*Dataset records*
start

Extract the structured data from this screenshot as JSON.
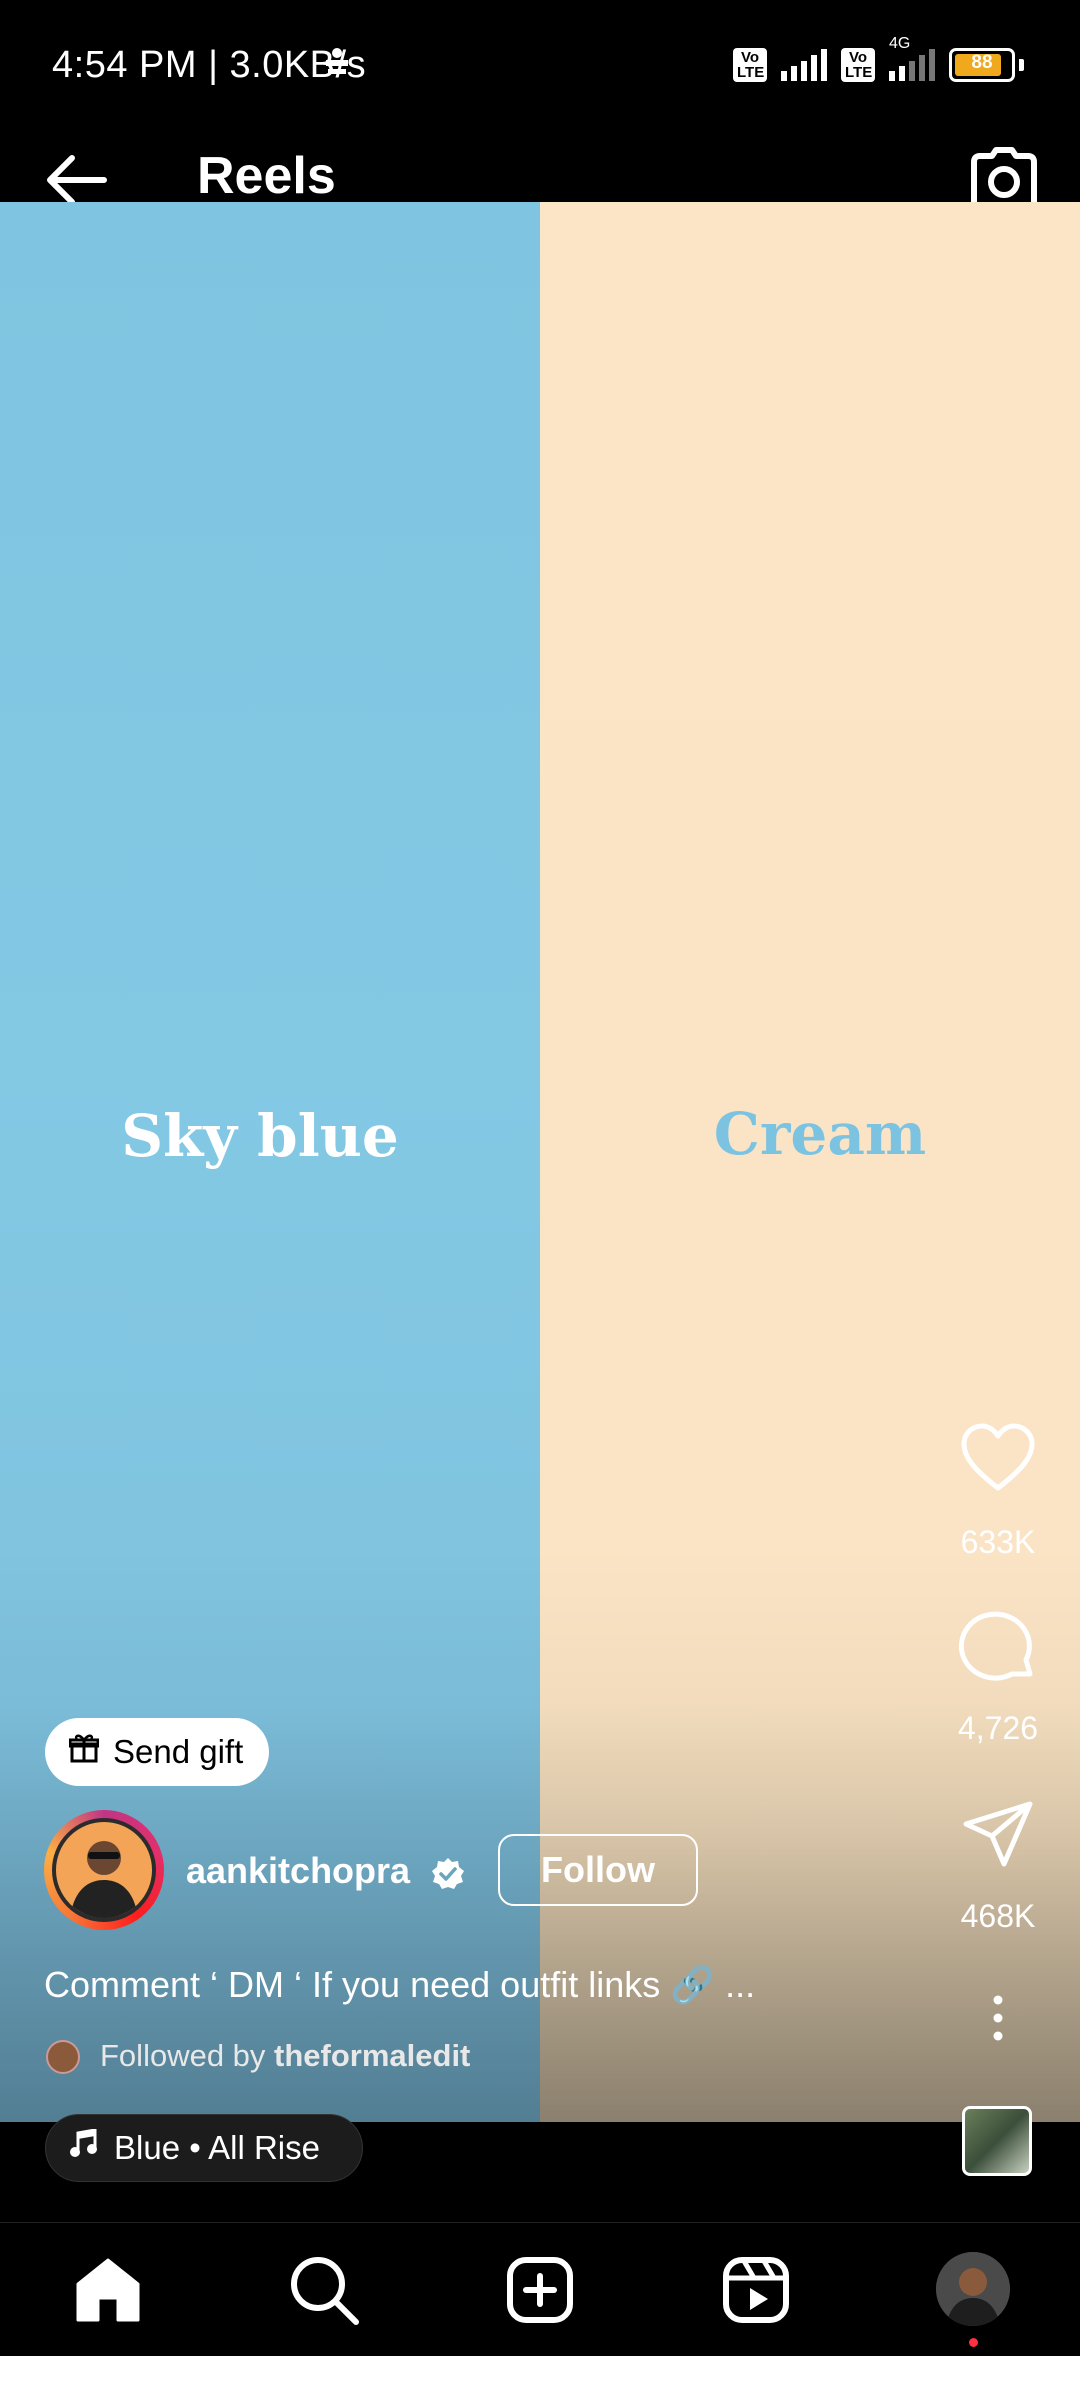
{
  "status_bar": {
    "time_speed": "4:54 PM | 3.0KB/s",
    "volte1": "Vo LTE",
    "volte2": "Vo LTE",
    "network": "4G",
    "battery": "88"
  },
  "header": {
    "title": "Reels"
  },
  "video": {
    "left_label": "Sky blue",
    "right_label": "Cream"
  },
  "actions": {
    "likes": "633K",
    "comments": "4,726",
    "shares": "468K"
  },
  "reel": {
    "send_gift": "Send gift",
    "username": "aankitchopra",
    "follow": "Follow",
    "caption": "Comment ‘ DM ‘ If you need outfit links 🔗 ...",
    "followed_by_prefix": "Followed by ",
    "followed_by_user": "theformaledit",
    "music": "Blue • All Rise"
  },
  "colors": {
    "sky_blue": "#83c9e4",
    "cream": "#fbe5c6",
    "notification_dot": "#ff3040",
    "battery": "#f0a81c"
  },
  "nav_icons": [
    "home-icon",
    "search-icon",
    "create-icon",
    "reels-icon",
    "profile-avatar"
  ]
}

end

*STATED TASK*
Write out the records above exactly as they stand, leaving out every picture.

*RESULT OF THIS EXERCISE*
Extract the structured data from this screenshot as JSON.
{
  "status_bar": {
    "time_speed": "4:54 PM | 3.0KB/s",
    "volte1": "Vo LTE",
    "volte2": "Vo LTE",
    "network": "4G",
    "battery": "88"
  },
  "header": {
    "title": "Reels"
  },
  "video": {
    "left_label": "Sky blue",
    "right_label": "Cream"
  },
  "actions": {
    "likes": "633K",
    "comments": "4,726",
    "shares": "468K"
  },
  "reel": {
    "send_gift": "Send gift",
    "username": "aankitchopra",
    "follow": "Follow",
    "caption": "Comment ‘ DM ‘ If you need outfit links 🔗 ...",
    "followed_by_prefix": "Followed by ",
    "followed_by_user": "theformaledit",
    "music": "Blue • All Rise"
  },
  "colors": {
    "sky_blue": "#83c9e4",
    "cream": "#fbe5c6",
    "notification_dot": "#ff3040",
    "battery": "#f0a81c"
  },
  "nav_icons": [
    "home-icon",
    "search-icon",
    "create-icon",
    "reels-icon",
    "profile-avatar"
  ]
}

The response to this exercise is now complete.